* _AIM_: Each line that follows is to be retyped exactly.

* _RECORDS SHOWN_:
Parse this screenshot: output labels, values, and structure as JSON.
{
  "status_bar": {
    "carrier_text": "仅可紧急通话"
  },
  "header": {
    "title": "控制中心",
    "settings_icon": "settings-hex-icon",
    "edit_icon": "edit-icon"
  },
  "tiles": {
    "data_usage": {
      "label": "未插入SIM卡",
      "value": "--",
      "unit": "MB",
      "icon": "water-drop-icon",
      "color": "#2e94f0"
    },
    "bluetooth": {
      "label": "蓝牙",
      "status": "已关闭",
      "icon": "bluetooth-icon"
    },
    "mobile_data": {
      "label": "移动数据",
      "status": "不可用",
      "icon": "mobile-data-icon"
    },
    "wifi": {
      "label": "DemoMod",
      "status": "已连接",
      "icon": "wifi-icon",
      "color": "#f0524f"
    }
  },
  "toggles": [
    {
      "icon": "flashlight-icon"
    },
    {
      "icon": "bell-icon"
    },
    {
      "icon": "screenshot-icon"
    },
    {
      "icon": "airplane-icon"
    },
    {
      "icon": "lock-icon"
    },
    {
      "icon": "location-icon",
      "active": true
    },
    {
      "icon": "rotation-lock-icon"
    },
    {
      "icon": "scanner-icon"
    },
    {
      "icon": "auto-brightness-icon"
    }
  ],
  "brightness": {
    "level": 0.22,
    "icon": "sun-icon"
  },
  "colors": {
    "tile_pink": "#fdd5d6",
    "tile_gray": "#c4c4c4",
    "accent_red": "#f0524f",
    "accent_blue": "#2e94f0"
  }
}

* _COMPLETED TASK_:
Parse this screenshot: output labels, values, and structure as JSON.
{
  "status_bar": {
    "carrier_text": "仅可紧急通话"
  },
  "header": {
    "title": "控制中心",
    "settings_icon": "settings-hex-icon",
    "edit_icon": "edit-icon"
  },
  "tiles": {
    "data_usage": {
      "label": "未插入SIM卡",
      "value": "--",
      "unit": "MB",
      "icon": "water-drop-icon",
      "color": "#2e94f0"
    },
    "bluetooth": {
      "label": "蓝牙",
      "status": "已关闭",
      "icon": "bluetooth-icon"
    },
    "mobile_data": {
      "label": "移动数据",
      "status": "不可用",
      "icon": "mobile-data-icon"
    },
    "wifi": {
      "label": "DemoMod",
      "status": "已连接",
      "icon": "wifi-icon",
      "color": "#f0524f"
    }
  },
  "toggles": [
    {
      "icon": "flashlight-icon"
    },
    {
      "icon": "bell-icon"
    },
    {
      "icon": "screenshot-icon"
    },
    {
      "icon": "airplane-icon"
    },
    {
      "icon": "lock-icon"
    },
    {
      "icon": "location-icon",
      "active": true
    },
    {
      "icon": "rotation-lock-icon"
    },
    {
      "icon": "scanner-icon"
    },
    {
      "icon": "auto-brightness-icon"
    }
  ],
  "brightness": {
    "level": 0.22,
    "icon": "sun-icon"
  },
  "colors": {
    "tile_pink": "#fdd5d6",
    "tile_gray": "#c4c4c4",
    "accent_red": "#f0524f",
    "accent_blue": "#2e94f0"
  }
}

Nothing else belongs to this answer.